** RECORDS TO PROCESS **
________

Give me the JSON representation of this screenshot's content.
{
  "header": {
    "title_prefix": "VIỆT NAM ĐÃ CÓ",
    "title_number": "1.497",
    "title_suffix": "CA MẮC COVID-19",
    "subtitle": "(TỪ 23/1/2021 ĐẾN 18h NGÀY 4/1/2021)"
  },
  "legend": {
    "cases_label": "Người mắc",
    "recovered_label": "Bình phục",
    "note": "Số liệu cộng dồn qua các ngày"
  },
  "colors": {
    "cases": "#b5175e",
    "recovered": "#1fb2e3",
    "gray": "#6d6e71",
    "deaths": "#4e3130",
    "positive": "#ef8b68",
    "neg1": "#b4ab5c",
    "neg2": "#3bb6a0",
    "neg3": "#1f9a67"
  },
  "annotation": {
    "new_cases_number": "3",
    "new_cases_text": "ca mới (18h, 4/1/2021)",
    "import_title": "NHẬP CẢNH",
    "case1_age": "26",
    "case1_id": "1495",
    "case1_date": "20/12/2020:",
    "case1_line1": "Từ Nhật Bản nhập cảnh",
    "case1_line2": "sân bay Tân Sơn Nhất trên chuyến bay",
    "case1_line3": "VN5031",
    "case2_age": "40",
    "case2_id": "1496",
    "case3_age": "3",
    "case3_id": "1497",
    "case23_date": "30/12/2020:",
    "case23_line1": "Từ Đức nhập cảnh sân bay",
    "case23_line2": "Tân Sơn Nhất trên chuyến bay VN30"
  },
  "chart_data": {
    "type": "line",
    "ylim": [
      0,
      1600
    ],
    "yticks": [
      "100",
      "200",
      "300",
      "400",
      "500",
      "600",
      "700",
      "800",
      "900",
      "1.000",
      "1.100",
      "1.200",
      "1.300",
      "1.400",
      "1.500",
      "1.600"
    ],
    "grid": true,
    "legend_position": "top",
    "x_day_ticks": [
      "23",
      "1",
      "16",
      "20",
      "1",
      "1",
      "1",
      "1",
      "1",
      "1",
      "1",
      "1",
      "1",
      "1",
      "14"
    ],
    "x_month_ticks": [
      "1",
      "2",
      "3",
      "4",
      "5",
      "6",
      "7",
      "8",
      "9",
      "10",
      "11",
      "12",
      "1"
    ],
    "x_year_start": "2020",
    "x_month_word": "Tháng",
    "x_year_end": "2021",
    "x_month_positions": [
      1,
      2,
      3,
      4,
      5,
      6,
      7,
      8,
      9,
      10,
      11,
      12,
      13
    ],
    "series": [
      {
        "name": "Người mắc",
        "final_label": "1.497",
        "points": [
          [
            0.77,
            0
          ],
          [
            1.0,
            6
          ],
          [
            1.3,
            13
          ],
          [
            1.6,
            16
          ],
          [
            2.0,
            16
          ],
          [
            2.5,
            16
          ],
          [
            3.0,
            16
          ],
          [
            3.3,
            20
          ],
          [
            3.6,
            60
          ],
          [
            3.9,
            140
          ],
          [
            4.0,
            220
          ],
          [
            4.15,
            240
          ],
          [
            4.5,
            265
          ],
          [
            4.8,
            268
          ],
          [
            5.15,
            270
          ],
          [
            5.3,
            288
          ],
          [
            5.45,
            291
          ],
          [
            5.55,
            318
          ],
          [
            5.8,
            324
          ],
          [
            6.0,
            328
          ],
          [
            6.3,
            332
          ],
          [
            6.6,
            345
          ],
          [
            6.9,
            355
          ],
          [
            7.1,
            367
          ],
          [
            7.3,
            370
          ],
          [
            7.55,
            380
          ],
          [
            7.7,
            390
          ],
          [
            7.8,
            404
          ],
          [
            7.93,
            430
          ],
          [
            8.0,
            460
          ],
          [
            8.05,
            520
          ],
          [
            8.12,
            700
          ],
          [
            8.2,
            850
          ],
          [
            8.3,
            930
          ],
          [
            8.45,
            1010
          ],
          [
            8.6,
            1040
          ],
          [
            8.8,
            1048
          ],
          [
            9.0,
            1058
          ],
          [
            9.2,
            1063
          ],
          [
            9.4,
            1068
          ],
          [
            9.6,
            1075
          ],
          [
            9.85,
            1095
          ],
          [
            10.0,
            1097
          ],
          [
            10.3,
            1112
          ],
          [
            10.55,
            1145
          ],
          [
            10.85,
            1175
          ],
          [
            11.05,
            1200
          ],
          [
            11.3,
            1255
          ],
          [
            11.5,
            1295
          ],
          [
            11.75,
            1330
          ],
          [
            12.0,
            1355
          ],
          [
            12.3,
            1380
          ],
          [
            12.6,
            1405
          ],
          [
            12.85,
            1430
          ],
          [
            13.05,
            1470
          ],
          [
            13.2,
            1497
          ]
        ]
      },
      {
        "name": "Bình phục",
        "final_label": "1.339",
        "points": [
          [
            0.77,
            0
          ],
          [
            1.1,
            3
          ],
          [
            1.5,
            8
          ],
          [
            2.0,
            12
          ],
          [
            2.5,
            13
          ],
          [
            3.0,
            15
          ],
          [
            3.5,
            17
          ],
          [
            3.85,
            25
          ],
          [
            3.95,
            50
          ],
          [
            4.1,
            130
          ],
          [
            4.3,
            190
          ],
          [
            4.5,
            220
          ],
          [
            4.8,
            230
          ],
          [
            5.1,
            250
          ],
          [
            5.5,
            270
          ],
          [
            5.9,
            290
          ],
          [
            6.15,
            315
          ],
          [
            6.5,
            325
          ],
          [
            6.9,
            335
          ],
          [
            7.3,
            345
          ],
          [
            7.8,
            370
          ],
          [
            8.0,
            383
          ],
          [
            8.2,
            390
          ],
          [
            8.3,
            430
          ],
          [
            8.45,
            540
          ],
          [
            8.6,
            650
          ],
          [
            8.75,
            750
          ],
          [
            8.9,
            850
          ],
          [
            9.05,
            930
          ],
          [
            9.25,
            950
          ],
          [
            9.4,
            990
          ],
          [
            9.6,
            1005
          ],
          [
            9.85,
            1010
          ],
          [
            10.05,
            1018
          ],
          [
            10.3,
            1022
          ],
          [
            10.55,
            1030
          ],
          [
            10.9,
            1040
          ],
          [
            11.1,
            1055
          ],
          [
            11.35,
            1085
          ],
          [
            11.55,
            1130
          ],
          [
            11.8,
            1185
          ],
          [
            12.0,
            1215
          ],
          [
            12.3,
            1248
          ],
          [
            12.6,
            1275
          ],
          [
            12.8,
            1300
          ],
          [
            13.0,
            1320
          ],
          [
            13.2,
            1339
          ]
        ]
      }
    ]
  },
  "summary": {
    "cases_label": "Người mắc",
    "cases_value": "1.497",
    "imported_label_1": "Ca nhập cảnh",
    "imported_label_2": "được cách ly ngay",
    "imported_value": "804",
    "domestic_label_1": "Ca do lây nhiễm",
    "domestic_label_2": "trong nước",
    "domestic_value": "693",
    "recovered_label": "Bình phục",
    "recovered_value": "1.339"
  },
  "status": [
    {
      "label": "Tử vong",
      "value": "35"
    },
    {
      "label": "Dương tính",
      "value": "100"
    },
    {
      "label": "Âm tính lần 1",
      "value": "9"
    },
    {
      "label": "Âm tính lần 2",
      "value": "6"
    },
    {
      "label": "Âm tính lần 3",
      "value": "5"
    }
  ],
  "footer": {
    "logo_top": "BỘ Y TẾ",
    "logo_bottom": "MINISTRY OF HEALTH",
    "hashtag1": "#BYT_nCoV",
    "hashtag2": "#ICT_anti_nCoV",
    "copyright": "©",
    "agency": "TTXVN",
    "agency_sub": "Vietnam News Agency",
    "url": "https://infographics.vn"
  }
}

________

** EXERCISE DIRECTIONS **
Restate each entry exactly, skipping none.

** COMPLETED EXERCISE **
Give me the JSON representation of this screenshot's content.
{
  "header": {
    "title_prefix": "VIỆT NAM ĐÃ CÓ",
    "title_number": "1.497",
    "title_suffix": "CA MẮC COVID-19",
    "subtitle": "(TỪ 23/1/2021 ĐẾN 18h NGÀY 4/1/2021)"
  },
  "legend": {
    "cases_label": "Người mắc",
    "recovered_label": "Bình phục",
    "note": "Số liệu cộng dồn qua các ngày"
  },
  "colors": {
    "cases": "#b5175e",
    "recovered": "#1fb2e3",
    "gray": "#6d6e71",
    "deaths": "#4e3130",
    "positive": "#ef8b68",
    "neg1": "#b4ab5c",
    "neg2": "#3bb6a0",
    "neg3": "#1f9a67"
  },
  "annotation": {
    "new_cases_number": "3",
    "new_cases_text": "ca mới (18h, 4/1/2021)",
    "import_title": "NHẬP CẢNH",
    "case1_age": "26",
    "case1_id": "1495",
    "case1_date": "20/12/2020:",
    "case1_line1": "Từ Nhật Bản nhập cảnh",
    "case1_line2": "sân bay Tân Sơn Nhất trên chuyến bay",
    "case1_line3": "VN5031",
    "case2_age": "40",
    "case2_id": "1496",
    "case3_age": "3",
    "case3_id": "1497",
    "case23_date": "30/12/2020:",
    "case23_line1": "Từ Đức nhập cảnh sân bay",
    "case23_line2": "Tân Sơn Nhất trên chuyến bay VN30"
  },
  "chart_data": {
    "type": "line",
    "ylim": [
      0,
      1600
    ],
    "yticks": [
      "100",
      "200",
      "300",
      "400",
      "500",
      "600",
      "700",
      "800",
      "900",
      "1.000",
      "1.100",
      "1.200",
      "1.300",
      "1.400",
      "1.500",
      "1.600"
    ],
    "grid": true,
    "legend_position": "top",
    "x_day_ticks": [
      "23",
      "1",
      "16",
      "20",
      "1",
      "1",
      "1",
      "1",
      "1",
      "1",
      "1",
      "1",
      "1",
      "1",
      "14"
    ],
    "x_month_ticks": [
      "1",
      "2",
      "3",
      "4",
      "5",
      "6",
      "7",
      "8",
      "9",
      "10",
      "11",
      "12",
      "1"
    ],
    "x_year_start": "2020",
    "x_month_word": "Tháng",
    "x_year_end": "2021",
    "x_month_positions": [
      1,
      2,
      3,
      4,
      5,
      6,
      7,
      8,
      9,
      10,
      11,
      12,
      13
    ],
    "series": [
      {
        "name": "Người mắc",
        "final_label": "1.497",
        "points": [
          [
            0.77,
            0
          ],
          [
            1.0,
            6
          ],
          [
            1.3,
            13
          ],
          [
            1.6,
            16
          ],
          [
            2.0,
            16
          ],
          [
            2.5,
            16
          ],
          [
            3.0,
            16
          ],
          [
            3.3,
            20
          ],
          [
            3.6,
            60
          ],
          [
            3.9,
            140
          ],
          [
            4.0,
            220
          ],
          [
            4.15,
            240
          ],
          [
            4.5,
            265
          ],
          [
            4.8,
            268
          ],
          [
            5.15,
            270
          ],
          [
            5.3,
            288
          ],
          [
            5.45,
            291
          ],
          [
            5.55,
            318
          ],
          [
            5.8,
            324
          ],
          [
            6.0,
            328
          ],
          [
            6.3,
            332
          ],
          [
            6.6,
            345
          ],
          [
            6.9,
            355
          ],
          [
            7.1,
            367
          ],
          [
            7.3,
            370
          ],
          [
            7.55,
            380
          ],
          [
            7.7,
            390
          ],
          [
            7.8,
            404
          ],
          [
            7.93,
            430
          ],
          [
            8.0,
            460
          ],
          [
            8.05,
            520
          ],
          [
            8.12,
            700
          ],
          [
            8.2,
            850
          ],
          [
            8.3,
            930
          ],
          [
            8.45,
            1010
          ],
          [
            8.6,
            1040
          ],
          [
            8.8,
            1048
          ],
          [
            9.0,
            1058
          ],
          [
            9.2,
            1063
          ],
          [
            9.4,
            1068
          ],
          [
            9.6,
            1075
          ],
          [
            9.85,
            1095
          ],
          [
            10.0,
            1097
          ],
          [
            10.3,
            1112
          ],
          [
            10.55,
            1145
          ],
          [
            10.85,
            1175
          ],
          [
            11.05,
            1200
          ],
          [
            11.3,
            1255
          ],
          [
            11.5,
            1295
          ],
          [
            11.75,
            1330
          ],
          [
            12.0,
            1355
          ],
          [
            12.3,
            1380
          ],
          [
            12.6,
            1405
          ],
          [
            12.85,
            1430
          ],
          [
            13.05,
            1470
          ],
          [
            13.2,
            1497
          ]
        ]
      },
      {
        "name": "Bình phục",
        "final_label": "1.339",
        "points": [
          [
            0.77,
            0
          ],
          [
            1.1,
            3
          ],
          [
            1.5,
            8
          ],
          [
            2.0,
            12
          ],
          [
            2.5,
            13
          ],
          [
            3.0,
            15
          ],
          [
            3.5,
            17
          ],
          [
            3.85,
            25
          ],
          [
            3.95,
            50
          ],
          [
            4.1,
            130
          ],
          [
            4.3,
            190
          ],
          [
            4.5,
            220
          ],
          [
            4.8,
            230
          ],
          [
            5.1,
            250
          ],
          [
            5.5,
            270
          ],
          [
            5.9,
            290
          ],
          [
            6.15,
            315
          ],
          [
            6.5,
            325
          ],
          [
            6.9,
            335
          ],
          [
            7.3,
            345
          ],
          [
            7.8,
            370
          ],
          [
            8.0,
            383
          ],
          [
            8.2,
            390
          ],
          [
            8.3,
            430
          ],
          [
            8.45,
            540
          ],
          [
            8.6,
            650
          ],
          [
            8.75,
            750
          ],
          [
            8.9,
            850
          ],
          [
            9.05,
            930
          ],
          [
            9.25,
            950
          ],
          [
            9.4,
            990
          ],
          [
            9.6,
            1005
          ],
          [
            9.85,
            1010
          ],
          [
            10.05,
            1018
          ],
          [
            10.3,
            1022
          ],
          [
            10.55,
            1030
          ],
          [
            10.9,
            1040
          ],
          [
            11.1,
            1055
          ],
          [
            11.35,
            1085
          ],
          [
            11.55,
            1130
          ],
          [
            11.8,
            1185
          ],
          [
            12.0,
            1215
          ],
          [
            12.3,
            1248
          ],
          [
            12.6,
            1275
          ],
          [
            12.8,
            1300
          ],
          [
            13.0,
            1320
          ],
          [
            13.2,
            1339
          ]
        ]
      }
    ]
  },
  "summary": {
    "cases_label": "Người mắc",
    "cases_value": "1.497",
    "imported_label_1": "Ca nhập cảnh",
    "imported_label_2": "được cách ly ngay",
    "imported_value": "804",
    "domestic_label_1": "Ca do lây nhiễm",
    "domestic_label_2": "trong nước",
    "domestic_value": "693",
    "recovered_label": "Bình phục",
    "recovered_value": "1.339"
  },
  "status": [
    {
      "label": "Tử vong",
      "value": "35"
    },
    {
      "label": "Dương tính",
      "value": "100"
    },
    {
      "label": "Âm tính lần 1",
      "value": "9"
    },
    {
      "label": "Âm tính lần 2",
      "value": "6"
    },
    {
      "label": "Âm tính lần 3",
      "value": "5"
    }
  ],
  "footer": {
    "logo_top": "BỘ Y TẾ",
    "logo_bottom": "MINISTRY OF HEALTH",
    "hashtag1": "#BYT_nCoV",
    "hashtag2": "#ICT_anti_nCoV",
    "copyright": "©",
    "agency": "TTXVN",
    "agency_sub": "Vietnam News Agency",
    "url": "https://infographics.vn"
  }
}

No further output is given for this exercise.